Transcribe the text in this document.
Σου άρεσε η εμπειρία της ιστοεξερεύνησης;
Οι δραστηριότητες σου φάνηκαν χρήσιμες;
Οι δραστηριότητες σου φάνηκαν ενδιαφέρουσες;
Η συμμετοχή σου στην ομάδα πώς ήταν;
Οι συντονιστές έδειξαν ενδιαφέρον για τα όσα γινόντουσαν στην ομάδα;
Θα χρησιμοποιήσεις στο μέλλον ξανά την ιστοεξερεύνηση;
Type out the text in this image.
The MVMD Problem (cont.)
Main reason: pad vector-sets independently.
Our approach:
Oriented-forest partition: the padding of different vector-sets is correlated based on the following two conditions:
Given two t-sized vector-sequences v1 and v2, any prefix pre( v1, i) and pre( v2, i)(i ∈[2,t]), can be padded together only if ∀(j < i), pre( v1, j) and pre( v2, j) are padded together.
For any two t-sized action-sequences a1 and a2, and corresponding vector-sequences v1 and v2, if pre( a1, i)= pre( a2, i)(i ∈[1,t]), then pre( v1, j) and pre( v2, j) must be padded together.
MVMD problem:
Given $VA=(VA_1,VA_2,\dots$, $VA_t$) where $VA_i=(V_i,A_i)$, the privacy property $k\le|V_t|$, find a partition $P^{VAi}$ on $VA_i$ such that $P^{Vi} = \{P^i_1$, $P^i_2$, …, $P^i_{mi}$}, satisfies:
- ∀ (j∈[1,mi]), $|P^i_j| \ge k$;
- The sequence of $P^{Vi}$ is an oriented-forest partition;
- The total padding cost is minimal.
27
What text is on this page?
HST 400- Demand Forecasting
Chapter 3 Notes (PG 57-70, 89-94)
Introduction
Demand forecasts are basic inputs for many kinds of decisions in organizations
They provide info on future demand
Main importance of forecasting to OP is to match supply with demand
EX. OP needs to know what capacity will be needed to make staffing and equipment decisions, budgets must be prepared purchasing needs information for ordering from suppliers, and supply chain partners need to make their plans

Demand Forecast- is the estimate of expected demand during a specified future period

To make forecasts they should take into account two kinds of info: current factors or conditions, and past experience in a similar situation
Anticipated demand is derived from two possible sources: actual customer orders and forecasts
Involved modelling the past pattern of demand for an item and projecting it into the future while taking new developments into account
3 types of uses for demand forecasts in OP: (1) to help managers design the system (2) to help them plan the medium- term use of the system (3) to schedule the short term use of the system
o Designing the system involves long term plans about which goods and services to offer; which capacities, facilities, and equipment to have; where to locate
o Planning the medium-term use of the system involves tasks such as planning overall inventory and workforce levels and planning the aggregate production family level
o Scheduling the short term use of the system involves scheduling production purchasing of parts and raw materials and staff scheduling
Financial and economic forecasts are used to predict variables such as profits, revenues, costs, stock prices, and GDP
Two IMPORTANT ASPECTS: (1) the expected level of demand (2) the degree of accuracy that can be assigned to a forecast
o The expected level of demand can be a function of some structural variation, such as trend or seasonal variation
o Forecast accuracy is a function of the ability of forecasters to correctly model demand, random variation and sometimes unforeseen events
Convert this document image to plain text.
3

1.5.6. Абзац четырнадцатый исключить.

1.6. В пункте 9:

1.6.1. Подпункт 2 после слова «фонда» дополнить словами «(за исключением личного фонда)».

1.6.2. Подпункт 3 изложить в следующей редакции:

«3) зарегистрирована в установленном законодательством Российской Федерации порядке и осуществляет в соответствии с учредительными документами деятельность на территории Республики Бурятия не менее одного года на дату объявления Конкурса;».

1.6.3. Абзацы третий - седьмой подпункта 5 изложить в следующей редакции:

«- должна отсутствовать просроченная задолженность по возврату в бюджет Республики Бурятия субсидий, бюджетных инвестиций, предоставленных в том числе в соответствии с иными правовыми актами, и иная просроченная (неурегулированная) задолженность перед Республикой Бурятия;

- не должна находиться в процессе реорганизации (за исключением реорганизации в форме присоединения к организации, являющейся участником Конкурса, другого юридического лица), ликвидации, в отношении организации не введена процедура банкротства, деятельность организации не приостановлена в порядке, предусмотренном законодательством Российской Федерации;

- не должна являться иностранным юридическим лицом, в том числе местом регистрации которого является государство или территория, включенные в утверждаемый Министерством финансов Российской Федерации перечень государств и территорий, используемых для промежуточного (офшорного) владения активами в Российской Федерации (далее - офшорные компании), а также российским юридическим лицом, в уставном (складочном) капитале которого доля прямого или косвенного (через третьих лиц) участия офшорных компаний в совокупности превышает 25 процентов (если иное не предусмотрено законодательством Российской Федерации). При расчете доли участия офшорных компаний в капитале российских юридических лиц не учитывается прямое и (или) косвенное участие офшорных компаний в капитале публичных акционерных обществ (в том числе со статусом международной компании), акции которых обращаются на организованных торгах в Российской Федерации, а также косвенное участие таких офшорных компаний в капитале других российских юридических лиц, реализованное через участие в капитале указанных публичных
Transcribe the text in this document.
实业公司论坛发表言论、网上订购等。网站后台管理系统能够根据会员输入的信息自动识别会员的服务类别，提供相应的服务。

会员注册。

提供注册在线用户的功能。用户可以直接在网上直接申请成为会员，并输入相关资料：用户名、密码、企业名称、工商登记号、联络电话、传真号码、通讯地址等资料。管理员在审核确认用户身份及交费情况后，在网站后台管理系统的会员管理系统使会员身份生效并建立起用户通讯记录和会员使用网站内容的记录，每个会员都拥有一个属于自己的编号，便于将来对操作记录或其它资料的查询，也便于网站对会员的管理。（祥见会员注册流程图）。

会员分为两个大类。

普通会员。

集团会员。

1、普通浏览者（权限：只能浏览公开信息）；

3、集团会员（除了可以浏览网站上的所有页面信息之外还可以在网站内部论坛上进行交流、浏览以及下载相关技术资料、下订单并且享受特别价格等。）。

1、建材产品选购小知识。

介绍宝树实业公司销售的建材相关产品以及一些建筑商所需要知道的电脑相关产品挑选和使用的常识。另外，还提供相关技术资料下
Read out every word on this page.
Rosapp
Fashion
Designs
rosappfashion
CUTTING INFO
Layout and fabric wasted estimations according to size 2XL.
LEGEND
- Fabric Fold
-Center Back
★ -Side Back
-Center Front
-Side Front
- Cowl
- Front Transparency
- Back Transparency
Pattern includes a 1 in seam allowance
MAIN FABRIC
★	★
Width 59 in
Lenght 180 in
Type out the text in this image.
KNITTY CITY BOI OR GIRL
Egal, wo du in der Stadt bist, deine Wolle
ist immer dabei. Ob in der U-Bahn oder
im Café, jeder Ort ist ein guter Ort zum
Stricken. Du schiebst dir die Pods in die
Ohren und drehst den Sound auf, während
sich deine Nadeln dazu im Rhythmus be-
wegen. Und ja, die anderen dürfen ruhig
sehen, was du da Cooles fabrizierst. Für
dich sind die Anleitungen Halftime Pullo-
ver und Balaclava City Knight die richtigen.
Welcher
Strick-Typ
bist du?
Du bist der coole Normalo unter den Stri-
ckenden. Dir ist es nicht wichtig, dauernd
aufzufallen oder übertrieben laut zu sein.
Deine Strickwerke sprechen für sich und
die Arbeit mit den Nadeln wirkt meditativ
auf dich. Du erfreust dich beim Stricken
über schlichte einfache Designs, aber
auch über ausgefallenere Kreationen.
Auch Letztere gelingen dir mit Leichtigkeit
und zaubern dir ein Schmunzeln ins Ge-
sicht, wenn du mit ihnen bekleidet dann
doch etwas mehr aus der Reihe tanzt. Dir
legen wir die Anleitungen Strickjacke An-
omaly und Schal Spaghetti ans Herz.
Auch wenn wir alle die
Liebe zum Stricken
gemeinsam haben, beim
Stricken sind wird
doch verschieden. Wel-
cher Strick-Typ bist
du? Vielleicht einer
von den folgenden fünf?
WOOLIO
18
--------------------
* WORK TO BE COMPLETED *
Report all lines of the data above that include the string "sequences".

* EXERCISE ANSWER *
Given two t-sized vector-sequences v1 and v2, any prefix pre( v1, i) and pre( v2, i)(i ∈[2,t]), can be padded together only if ∀(j < i), pre( v1, j) and pre( v2, j) are padded together.
For any two t-sized action-sequences a1 and a2, and corresponding vector-sequences v1 and v2, if pre( a1, i)= pre( a2, i)(i ∈[1,t]), then pre( v1, j) and pre( v2, j) must be padded together.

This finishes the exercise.